Problem:
Below is a block of records; return all of them exactly, but without the images.

Data records:
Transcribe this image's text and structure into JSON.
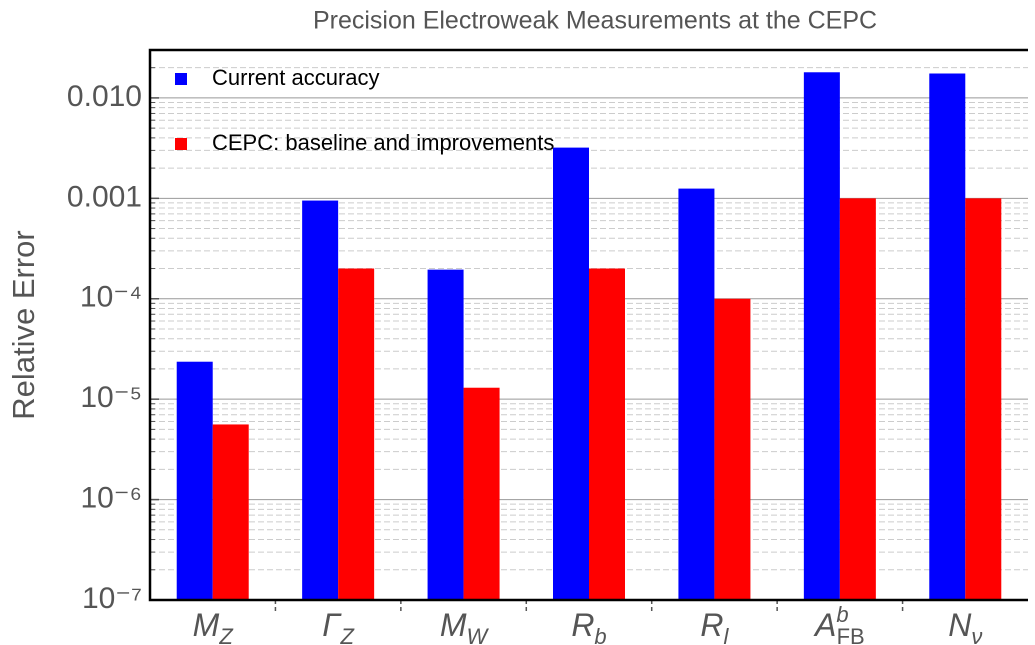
{
  "chart_data": {
    "type": "bar",
    "title": "Precision Electroweak Measurements at the CEPC",
    "ylabel": "Relative Error",
    "log_scale": true,
    "grid": true,
    "legend": "upper left",
    "categories": [
      {
        "base": "M",
        "sub": "Z"
      },
      {
        "base": "Γ",
        "sub": "Z"
      },
      {
        "base": "M",
        "sub": "W"
      },
      {
        "base": "R",
        "sub": "b"
      },
      {
        "base": "R",
        "sub": "l"
      },
      {
        "base": "A",
        "sup": "b",
        "sub": "FB"
      },
      {
        "base": "N",
        "sub": "ν"
      }
    ],
    "series": [
      {
        "name": "Current accuracy",
        "color": "#0000ff",
        "values": [
          2.36e-05,
          0.00095,
          0.000195,
          0.0032,
          0.00125,
          0.018,
          0.0175
        ]
      },
      {
        "name": "CEPC: baseline and improvements",
        "color": "#ff0000",
        "values": [
          5.6e-06,
          0.0002,
          1.3e-05,
          0.0002,
          0.0001,
          0.001,
          0.001
        ]
      }
    ],
    "ylim": [
      1e-07,
      0.03
    ],
    "yticks": [
      {
        "value": 1e-07,
        "label": "10⁻⁷"
      },
      {
        "value": 1e-06,
        "label": "10⁻⁶"
      },
      {
        "value": 1e-05,
        "label": "10⁻⁵"
      },
      {
        "value": 0.0001,
        "label": "10⁻⁴"
      },
      0.001,
      {
        "value": 0.01,
        "label": "0.010"
      }
    ],
    "minor_yticks": [
      2e-07,
      3e-07,
      4e-07,
      5e-07,
      6e-07,
      7e-07,
      8e-07,
      9e-07,
      2e-06,
      3e-06,
      4e-06,
      5e-06,
      6e-06,
      7e-06,
      8e-06,
      9e-06,
      2e-05,
      3e-05,
      4e-05,
      5e-05,
      6e-05,
      7e-05,
      8e-05,
      9e-05,
      0.0002,
      0.0003,
      0.0004,
      0.0005,
      0.0006,
      0.0007,
      0.0008,
      0.0009,
      0.002,
      0.003,
      0.004,
      0.005,
      0.006,
      0.007,
      0.008,
      0.009,
      0.02,
      0.03
    ]
  }
}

Expected answer:
Transcribe this image's text and structure into JSON.
{
  "chart_data": {
    "type": "bar",
    "title": "Precision Electroweak Measurements at the CEPC",
    "ylabel": "Relative Error",
    "log_scale": true,
    "grid": true,
    "legend": "upper left",
    "categories": [
      {
        "base": "M",
        "sub": "Z"
      },
      {
        "base": "Γ",
        "sub": "Z"
      },
      {
        "base": "M",
        "sub": "W"
      },
      {
        "base": "R",
        "sub": "b"
      },
      {
        "base": "R",
        "sub": "l"
      },
      {
        "base": "A",
        "sup": "b",
        "sub": "FB"
      },
      {
        "base": "N",
        "sub": "ν"
      }
    ],
    "series": [
      {
        "name": "Current accuracy",
        "color": "#0000ff",
        "values": [
          2.36e-05,
          0.00095,
          0.000195,
          0.0032,
          0.00125,
          0.018,
          0.0175
        ]
      },
      {
        "name": "CEPC: baseline and improvements",
        "color": "#ff0000",
        "values": [
          5.6e-06,
          0.0002,
          1.3e-05,
          0.0002,
          0.0001,
          0.001,
          0.001
        ]
      }
    ],
    "ylim": [
      1e-07,
      0.03
    ],
    "yticks": [
      {
        "value": 1e-07,
        "label": "10⁻⁷"
      },
      {
        "value": 1e-06,
        "label": "10⁻⁶"
      },
      {
        "value": 1e-05,
        "label": "10⁻⁵"
      },
      {
        "value": 0.0001,
        "label": "10⁻⁴"
      },
      0.001,
      {
        "value": 0.01,
        "label": "0.010"
      }
    ],
    "minor_yticks": [
      2e-07,
      3e-07,
      4e-07,
      5e-07,
      6e-07,
      7e-07,
      8e-07,
      9e-07,
      2e-06,
      3e-06,
      4e-06,
      5e-06,
      6e-06,
      7e-06,
      8e-06,
      9e-06,
      2e-05,
      3e-05,
      4e-05,
      5e-05,
      6e-05,
      7e-05,
      8e-05,
      9e-05,
      0.0002,
      0.0003,
      0.0004,
      0.0005,
      0.0006,
      0.0007,
      0.0008,
      0.0009,
      0.002,
      0.003,
      0.004,
      0.005,
      0.006,
      0.007,
      0.008,
      0.009,
      0.02,
      0.03
    ]
  }
}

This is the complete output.